- **Exercise directions**
Copy out each line of the data that holds the word "title".

[Start of Data provided]

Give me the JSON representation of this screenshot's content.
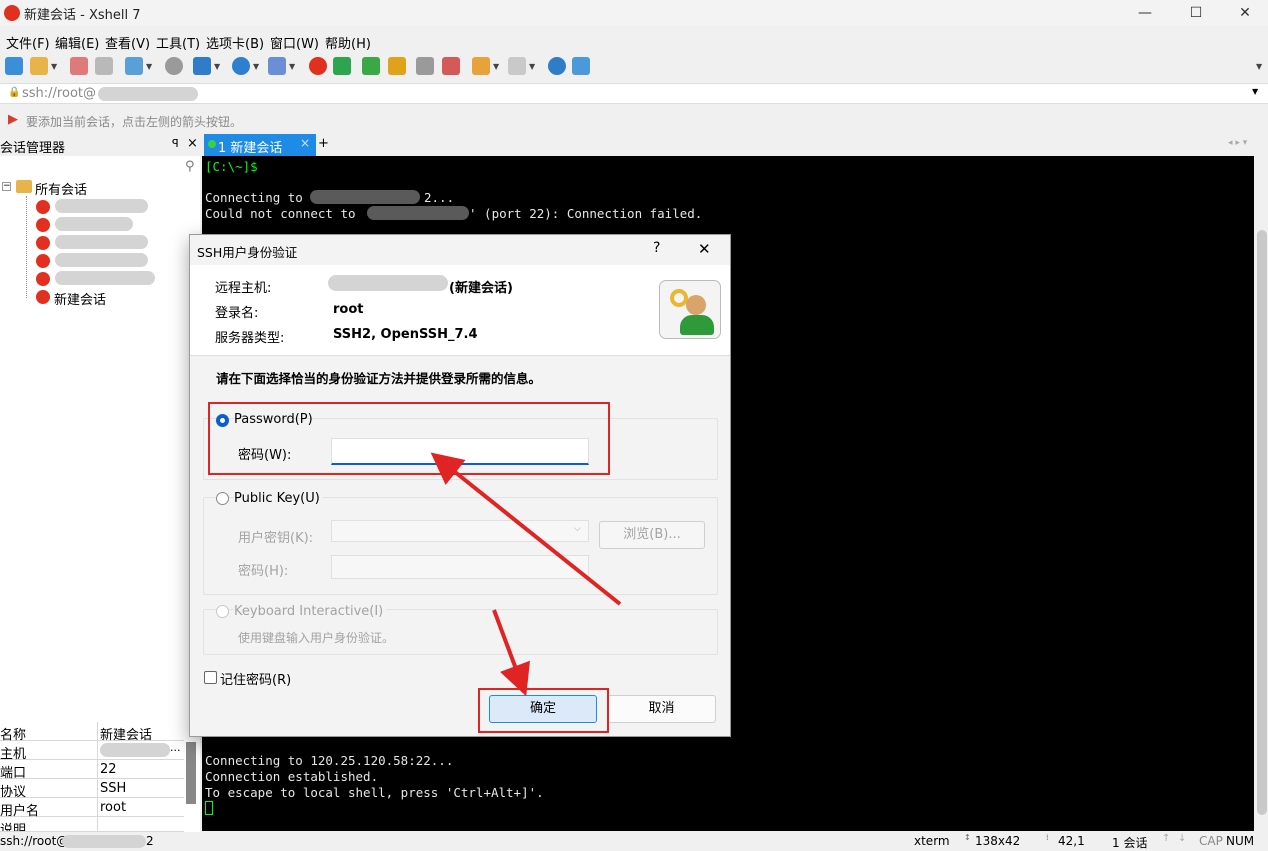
{
  "window": {
    "title": "新建会话 - Xshell 7",
    "minimize": "—",
    "maximize": "☐",
    "close": "✕"
  },
  "menu": [
    "文件(F)",
    "编辑(E)",
    "查看(V)",
    "工具(T)",
    "选项卡(B)",
    "窗口(W)",
    "帮助(H)"
  ],
  "address_bar": {
    "value": "ssh://root@"
  },
  "hint_bar": {
    "text": "要添加当前会话，点击左侧的箭头按钮。"
  },
  "session_manager": {
    "title": "会话管理器",
    "pin": "ꟼ",
    "close": "×",
    "root": "所有会话",
    "new_session": "新建会话"
  },
  "tab": {
    "label": "1 新建会话",
    "close": "×",
    "add": "+"
  },
  "terminal": {
    "prompt": "[C:\\~]$",
    "line1_a": "Connecting to",
    "line1_b": "2...",
    "line2_a": "Could not connect to",
    "line2_b": "' (port 22): Connection failed.",
    "line3": "Connecting to 120.25.120.58:22...",
    "line4": "Connection established.",
    "line5": "To escape to local shell, press 'Ctrl+Alt+]'."
  },
  "properties": [
    {
      "key": "名称",
      "value": "新建会话"
    },
    {
      "key": "主机",
      "value": "..."
    },
    {
      "key": "端口",
      "value": "22"
    },
    {
      "key": "协议",
      "value": "SSH"
    },
    {
      "key": "用户名",
      "value": "root"
    },
    {
      "key": "说明",
      "value": ""
    }
  ],
  "status": {
    "left_a": "ssh://root@",
    "left_b": "2",
    "term": "xterm",
    "size": "138x42",
    "pos": "42,1",
    "sessions": "1 会话",
    "caps": "CAP",
    "num": "NUM"
  },
  "dialog": {
    "title": "SSH用户身份验证",
    "help": "?",
    "close": "✕",
    "remote_host_label": "远程主机:",
    "remote_host_suffix": "(新建会话)",
    "login_label": "登录名:",
    "login_value": "root",
    "server_type_label": "服务器类型:",
    "server_type_value": "SSH2, OpenSSH_7.4",
    "instruction": "请在下面选择恰当的身份验证方法并提供登录所需的信息。",
    "password_method": "Password(P)",
    "password_label": "密码(W):",
    "password_value": "",
    "pubkey_method": "Public Key(U)",
    "user_key_label": "用户密钥(K):",
    "browse": "浏览(B)...",
    "passphrase_label": "密码(H):",
    "keyboard_method": "Keyboard Interactive(I)",
    "keyboard_desc": "使用键盘输入用户身份验证。",
    "remember": "记住密码(R)",
    "ok": "确定",
    "cancel": "取消"
  },
  "colors": {
    "accent": "#1e8ce6",
    "annotation": "#e02424",
    "terminal_bg": "#000000",
    "prompt": "#00ff00"
  }
}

[End of Data provided]

- **Exercise answer**
    "title": "新建会话 - Xshell 7",
    "title": "会话管理器",
    "title": "SSH用户身份验证",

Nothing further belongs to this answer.